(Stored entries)

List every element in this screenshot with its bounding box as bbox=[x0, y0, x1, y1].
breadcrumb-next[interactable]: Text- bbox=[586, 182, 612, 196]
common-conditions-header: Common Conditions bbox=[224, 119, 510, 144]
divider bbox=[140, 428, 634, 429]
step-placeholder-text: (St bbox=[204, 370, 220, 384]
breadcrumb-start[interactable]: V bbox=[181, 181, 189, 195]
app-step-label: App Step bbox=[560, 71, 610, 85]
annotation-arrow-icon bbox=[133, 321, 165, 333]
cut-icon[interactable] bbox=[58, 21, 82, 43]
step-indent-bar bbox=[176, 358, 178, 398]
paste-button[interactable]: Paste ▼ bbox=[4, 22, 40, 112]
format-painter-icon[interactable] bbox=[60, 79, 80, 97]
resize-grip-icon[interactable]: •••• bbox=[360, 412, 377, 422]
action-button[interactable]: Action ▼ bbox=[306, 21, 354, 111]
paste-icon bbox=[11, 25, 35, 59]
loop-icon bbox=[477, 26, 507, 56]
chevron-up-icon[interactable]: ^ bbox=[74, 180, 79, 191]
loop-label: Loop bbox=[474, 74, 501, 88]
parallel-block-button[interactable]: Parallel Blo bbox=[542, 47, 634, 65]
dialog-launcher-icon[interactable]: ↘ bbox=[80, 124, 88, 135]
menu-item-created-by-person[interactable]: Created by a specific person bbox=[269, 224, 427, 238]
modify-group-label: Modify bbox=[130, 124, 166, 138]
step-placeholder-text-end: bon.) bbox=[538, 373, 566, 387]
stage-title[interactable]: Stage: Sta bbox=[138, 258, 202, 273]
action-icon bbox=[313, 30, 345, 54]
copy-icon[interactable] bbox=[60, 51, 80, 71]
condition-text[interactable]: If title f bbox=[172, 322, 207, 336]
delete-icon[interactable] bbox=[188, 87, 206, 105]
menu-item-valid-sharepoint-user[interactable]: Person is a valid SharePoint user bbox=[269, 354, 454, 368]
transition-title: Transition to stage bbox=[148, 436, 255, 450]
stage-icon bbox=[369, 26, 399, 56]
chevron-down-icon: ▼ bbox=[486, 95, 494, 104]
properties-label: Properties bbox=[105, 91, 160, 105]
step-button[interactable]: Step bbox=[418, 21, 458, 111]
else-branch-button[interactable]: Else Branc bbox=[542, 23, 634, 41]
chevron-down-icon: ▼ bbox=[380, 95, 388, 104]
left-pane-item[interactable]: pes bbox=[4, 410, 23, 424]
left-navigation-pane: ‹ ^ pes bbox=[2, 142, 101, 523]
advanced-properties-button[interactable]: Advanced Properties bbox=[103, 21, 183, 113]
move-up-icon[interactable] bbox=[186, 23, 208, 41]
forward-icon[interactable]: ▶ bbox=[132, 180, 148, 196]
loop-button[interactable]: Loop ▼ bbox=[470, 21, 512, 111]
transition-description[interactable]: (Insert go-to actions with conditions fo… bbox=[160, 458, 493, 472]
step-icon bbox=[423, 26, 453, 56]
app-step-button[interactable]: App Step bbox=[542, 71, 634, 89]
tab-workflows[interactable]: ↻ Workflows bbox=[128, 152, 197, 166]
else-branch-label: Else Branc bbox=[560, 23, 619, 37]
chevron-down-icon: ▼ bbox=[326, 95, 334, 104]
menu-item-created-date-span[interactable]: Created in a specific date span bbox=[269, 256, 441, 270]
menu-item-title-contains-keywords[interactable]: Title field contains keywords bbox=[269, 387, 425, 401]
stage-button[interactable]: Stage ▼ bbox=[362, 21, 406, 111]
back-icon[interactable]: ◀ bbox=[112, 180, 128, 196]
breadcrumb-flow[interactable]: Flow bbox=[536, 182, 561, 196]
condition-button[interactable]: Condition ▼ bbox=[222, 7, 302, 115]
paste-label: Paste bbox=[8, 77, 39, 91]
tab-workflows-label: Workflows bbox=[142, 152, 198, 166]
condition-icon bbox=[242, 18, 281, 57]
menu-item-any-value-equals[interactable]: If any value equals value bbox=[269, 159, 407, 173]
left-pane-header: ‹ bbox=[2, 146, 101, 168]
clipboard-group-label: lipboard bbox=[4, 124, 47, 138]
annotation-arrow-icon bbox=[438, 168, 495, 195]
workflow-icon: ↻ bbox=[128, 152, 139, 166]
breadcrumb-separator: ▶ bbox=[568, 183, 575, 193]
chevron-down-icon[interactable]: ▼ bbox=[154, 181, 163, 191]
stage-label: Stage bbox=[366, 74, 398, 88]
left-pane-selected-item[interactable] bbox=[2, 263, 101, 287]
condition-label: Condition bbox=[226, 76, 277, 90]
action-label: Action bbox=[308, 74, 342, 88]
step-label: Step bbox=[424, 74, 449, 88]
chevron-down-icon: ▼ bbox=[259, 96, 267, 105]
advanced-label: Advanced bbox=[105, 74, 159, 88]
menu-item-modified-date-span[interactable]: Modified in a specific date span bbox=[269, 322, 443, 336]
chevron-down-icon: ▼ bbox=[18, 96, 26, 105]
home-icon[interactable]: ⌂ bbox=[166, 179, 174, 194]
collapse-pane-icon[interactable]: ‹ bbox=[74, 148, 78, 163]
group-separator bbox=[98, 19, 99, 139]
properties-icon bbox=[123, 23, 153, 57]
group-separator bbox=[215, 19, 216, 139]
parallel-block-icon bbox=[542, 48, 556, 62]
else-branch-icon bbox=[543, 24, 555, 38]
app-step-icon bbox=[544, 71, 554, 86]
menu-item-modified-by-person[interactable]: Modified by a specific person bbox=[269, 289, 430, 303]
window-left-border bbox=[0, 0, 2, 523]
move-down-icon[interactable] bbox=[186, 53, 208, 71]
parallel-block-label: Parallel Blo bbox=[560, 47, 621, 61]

DIRECTIONS:
Format every line of the stored entries above as a JSON list of strings, with one string per line and any blank lines omitted.

RESULT FOR THIS TASK:
[
  "List every element in this screenshot with its bounding box as bbox=[x0, y0, x1, y1].",
  "breadcrumb-next[interactable]: Text- bbox=[586, 182, 612, 196]",
  "common-conditions-header: Common Conditions bbox=[224, 119, 510, 144]",
  "divider bbox=[140, 428, 634, 429]",
  "step-placeholder-text: (St bbox=[204, 370, 220, 384]",
  "breadcrumb-start[interactable]: V bbox=[181, 181, 189, 195]",
  "app-step-label: App Step bbox=[560, 71, 610, 85]",
  "annotation-arrow-icon bbox=[133, 321, 165, 333]",
  "cut-icon[interactable] bbox=[58, 21, 82, 43]",
  "step-indent-bar bbox=[176, 358, 178, 398]",
  "paste-button[interactable]: Paste ▼ bbox=[4, 22, 40, 112]",
  "format-painter-icon[interactable] bbox=[60, 79, 80, 97]",
  "resize-grip-icon[interactable]: •••• bbox=[360, 412, 377, 422]",
  "action-button[interactable]: Action ▼ bbox=[306, 21, 354, 111]",
  "paste-icon bbox=[11, 25, 35, 59]",
  "loop-icon bbox=[477, 26, 507, 56]",
  "chevron-up-icon[interactable]: ^ bbox=[74, 180, 79, 191]",
  "loop-label: Loop bbox=[474, 74, 501, 88]",
  "parallel-block-button[interactable]: Parallel Blo bbox=[542, 47, 634, 65]",
  "dialog-launcher-icon[interactable]: ↘ bbox=[80, 124, 88, 135]",
  "menu-item-created-by-person[interactable]: Created by a specific person bbox=[269, 224, 427, 238]",
  "modify-group-label: Modify bbox=[130, 124, 166, 138]",
  "step-placeholder-text-end: bon.) bbox=[538, 373, 566, 387]",
  "stage-title[interactable]: Stage: Sta bbox=[138, 258, 202, 273]",
  "action-icon bbox=[313, 30, 345, 54]",
  "copy-icon[interactable] bbox=[60, 51, 80, 71]",
  "condition-text[interactable]: If title f bbox=[172, 322, 207, 336]",
  "delete-icon[interactable] bbox=[188, 87, 206, 105]",
  "menu-item-valid-sharepoint-user[interactable]: Person is a valid SharePoint user bbox=[269, 354, 454, 368]",
  "transition-title: Transition to stage bbox=[148, 436, 255, 450]",
  "stage-icon bbox=[369, 26, 399, 56]",
  "chevron-down-icon: ▼ bbox=[486, 95, 494, 104]",
  "properties-label: Properties bbox=[105, 91, 160, 105]",
  "step-button[interactable]: Step bbox=[418, 21, 458, 111]",
  "else-branch-button[interactable]: Else Branc bbox=[542, 23, 634, 41]",
  "chevron-down-icon: ▼ bbox=[380, 95, 388, 104]",
  "left-pane-item[interactable]: pes bbox=[4, 410, 23, 424]",
  "left-navigation-pane: ‹ ^ pes bbox=[2, 142, 101, 523]",
  "advanced-properties-button[interactable]: Advanced Properties bbox=[103, 21, 183, 113]",
  "move-up-icon[interactable] bbox=[186, 23, 208, 41]",
  "forward-icon[interactable]: ▶ bbox=[132, 180, 148, 196]",
  "loop-button[interactable]: Loop ▼ bbox=[470, 21, 512, 111]",
  "transition-description[interactable]: (Insert go-to actions with conditions fo… bbox=[160, 458, 493, 472]",
  "step-icon bbox=[423, 26, 453, 56]",
  "app-step-button[interactable]: App Step bbox=[542, 71, 634, 89]",
  "tab-workflows[interactable]: ↻ Workflows bbox=[128, 152, 197, 166]",
  "else-branch-label: Else Branc bbox=[560, 23, 619, 37]",
  "chevron-down-icon: ▼ bbox=[326, 95, 334, 104]",
  "menu-item-created-date-span[interactable]: Created in a specific date span bbox=[269, 256, 441, 270]",
  "menu-item-title-contains-keywords[interactable]: Title field contains keywords bbox=[269, 387, 425, 401]",
  "stage-button[interactable]: Stage ▼ bbox=[362, 21, 406, 111]",
  "back-icon[interactable]: ◀ bbox=[112, 180, 128, 196]",
  "breadcrumb-flow[interactable]: Flow bbox=[536, 182, 561, 196]",
  "condition-button[interactable]: Condition ▼ bbox=[222, 7, 302, 115]",
  "paste-label: Paste bbox=[8, 77, 39, 91]",
  "tab-workflows-label: Workflows bbox=[142, 152, 198, 166]",
  "condition-icon bbox=[242, 18, 281, 57]",
  "menu-item-any-value-equals[interactable]: If any value equals value bbox=[269, 159, 407, 173]",
  "left-pane-header: ‹ bbox=[2, 146, 101, 168]",
  "clipboard-group-label: lipboard bbox=[4, 124, 47, 138]",
  "annotation-arrow-icon bbox=[438, 168, 495, 195]",
  "workflow-icon: ↻ bbox=[128, 152, 139, 166]",
  "breadcrumb-separator: ▶ bbox=[568, 183, 575, 193]",
  "chevron-down-icon[interactable]: ▼ bbox=[154, 181, 163, 191]",
  "stage-label: Stage bbox=[366, 74, 398, 88]",
  "left-pane-selected-item[interactable] bbox=[2, 263, 101, 287]",
  "condition-label: Condition bbox=[226, 76, 277, 90]",
  "action-label: Action bbox=[308, 74, 342, 88]",
  "step-label: Step bbox=[424, 74, 449, 88]",
  "chevron-down-icon: ▼ bbox=[259, 96, 267, 105]",
  "advanced-label: Advanced bbox=[105, 74, 159, 88]",
  "menu-item-modified-date-span[interactable]: Modified in a specific date span bbox=[269, 322, 443, 336]",
  "chevron-down-icon: ▼ bbox=[18, 96, 26, 105]",
  "home-icon[interactable]: ⌂ bbox=[166, 179, 174, 194]",
  "collapse-pane-icon[interactable]: ‹ bbox=[74, 148, 78, 163]",
  "group-separator bbox=[98, 19, 99, 139]",
  "properties-icon bbox=[123, 23, 153, 57]",
  "group-separator bbox=[215, 19, 216, 139]",
  "parallel-block-icon bbox=[542, 48, 556, 62]",
  "else-branch-icon bbox=[543, 24, 555, 38]",
  "app-step-icon bbox=[544, 71, 554, 86]",
  "menu-item-modified-by-person[interactable]: Modified by a specific person bbox=[269, 289, 430, 303]",
  "window-left-border bbox=[0, 0, 2, 523]",
  "move-down-icon[interactable] bbox=[186, 53, 208, 71]",
  "parallel-block-label: Parallel Blo bbox=[560, 47, 621, 61]"
]